## PROBLEM DETAILS
Retype the whole listing below, character for character.

┌─ SUPPLIED ENTRIES

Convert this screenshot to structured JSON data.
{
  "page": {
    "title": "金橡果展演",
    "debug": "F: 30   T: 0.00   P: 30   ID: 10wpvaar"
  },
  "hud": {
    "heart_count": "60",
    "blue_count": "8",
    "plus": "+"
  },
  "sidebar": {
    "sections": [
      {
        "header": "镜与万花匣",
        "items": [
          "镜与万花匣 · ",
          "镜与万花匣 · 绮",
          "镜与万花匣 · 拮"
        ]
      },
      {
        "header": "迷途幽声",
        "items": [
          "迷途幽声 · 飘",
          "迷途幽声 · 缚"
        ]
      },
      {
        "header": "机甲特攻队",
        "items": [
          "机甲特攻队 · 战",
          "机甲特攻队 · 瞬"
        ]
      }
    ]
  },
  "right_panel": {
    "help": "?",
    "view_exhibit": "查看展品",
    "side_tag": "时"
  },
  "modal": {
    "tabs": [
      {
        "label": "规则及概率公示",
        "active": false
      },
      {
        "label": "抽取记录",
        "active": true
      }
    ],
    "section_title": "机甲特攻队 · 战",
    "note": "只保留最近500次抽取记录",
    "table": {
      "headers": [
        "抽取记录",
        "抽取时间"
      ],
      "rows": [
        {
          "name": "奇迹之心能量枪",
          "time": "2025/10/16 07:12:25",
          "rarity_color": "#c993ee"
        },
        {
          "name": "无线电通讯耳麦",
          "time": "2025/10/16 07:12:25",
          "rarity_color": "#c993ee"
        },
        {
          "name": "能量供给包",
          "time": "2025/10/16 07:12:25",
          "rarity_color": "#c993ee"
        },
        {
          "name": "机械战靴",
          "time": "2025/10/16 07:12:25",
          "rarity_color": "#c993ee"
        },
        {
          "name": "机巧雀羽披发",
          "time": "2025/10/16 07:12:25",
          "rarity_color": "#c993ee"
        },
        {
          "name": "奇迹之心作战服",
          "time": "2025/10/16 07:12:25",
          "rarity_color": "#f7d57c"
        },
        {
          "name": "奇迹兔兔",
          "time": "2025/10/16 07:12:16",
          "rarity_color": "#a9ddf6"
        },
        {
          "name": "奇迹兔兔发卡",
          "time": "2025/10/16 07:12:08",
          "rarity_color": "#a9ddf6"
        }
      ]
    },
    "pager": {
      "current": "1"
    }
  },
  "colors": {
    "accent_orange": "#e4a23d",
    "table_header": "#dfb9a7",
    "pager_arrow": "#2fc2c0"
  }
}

└─

## ANSWER
Convert this screenshot to structured JSON data.
{
  "page": {
    "title": "金橡果展演",
    "debug": "F: 30   T: 0.00   P: 30   ID: 10wpvaar"
  },
  "hud": {
    "heart_count": "60",
    "blue_count": "8",
    "plus": "+"
  },
  "sidebar": {
    "sections": [
      {
        "header": "镜与万花匣",
        "items": [
          "镜与万花匣 · ",
          "镜与万花匣 · 绮",
          "镜与万花匣 · 拮"
        ]
      },
      {
        "header": "迷途幽声",
        "items": [
          "迷途幽声 · 飘",
          "迷途幽声 · 缚"
        ]
      },
      {
        "header": "机甲特攻队",
        "items": [
          "机甲特攻队 · 战",
          "机甲特攻队 · 瞬"
        ]
      }
    ]
  },
  "right_panel": {
    "help": "?",
    "view_exhibit": "查看展品",
    "side_tag": "时"
  },
  "modal": {
    "tabs": [
      {
        "label": "规则及概率公示",
        "active": false
      },
      {
        "label": "抽取记录",
        "active": true
      }
    ],
    "section_title": "机甲特攻队 · 战",
    "note": "只保留最近500次抽取记录",
    "table": {
      "headers": [
        "抽取记录",
        "抽取时间"
      ],
      "rows": [
        {
          "name": "奇迹之心能量枪",
          "time": "2025/10/16 07:12:25",
          "rarity_color": "#c993ee"
        },
        {
          "name": "无线电通讯耳麦",
          "time": "2025/10/16 07:12:25",
          "rarity_color": "#c993ee"
        },
        {
          "name": "能量供给包",
          "time": "2025/10/16 07:12:25",
          "rarity_color": "#c993ee"
        },
        {
          "name": "机械战靴",
          "time": "2025/10/16 07:12:25",
          "rarity_color": "#c993ee"
        },
        {
          "name": "机巧雀羽披发",
          "time": "2025/10/16 07:12:25",
          "rarity_color": "#c993ee"
        },
        {
          "name": "奇迹之心作战服",
          "time": "2025/10/16 07:12:25",
          "rarity_color": "#f7d57c"
        },
        {
          "name": "奇迹兔兔",
          "time": "2025/10/16 07:12:16",
          "rarity_color": "#a9ddf6"
        },
        {
          "name": "奇迹兔兔发卡",
          "time": "2025/10/16 07:12:08",
          "rarity_color": "#a9ddf6"
        }
      ]
    },
    "pager": {
      "current": "1"
    }
  },
  "colors": {
    "accent_orange": "#e4a23d",
    "table_header": "#dfb9a7",
    "pager_arrow": "#2fc2c0"
  }
}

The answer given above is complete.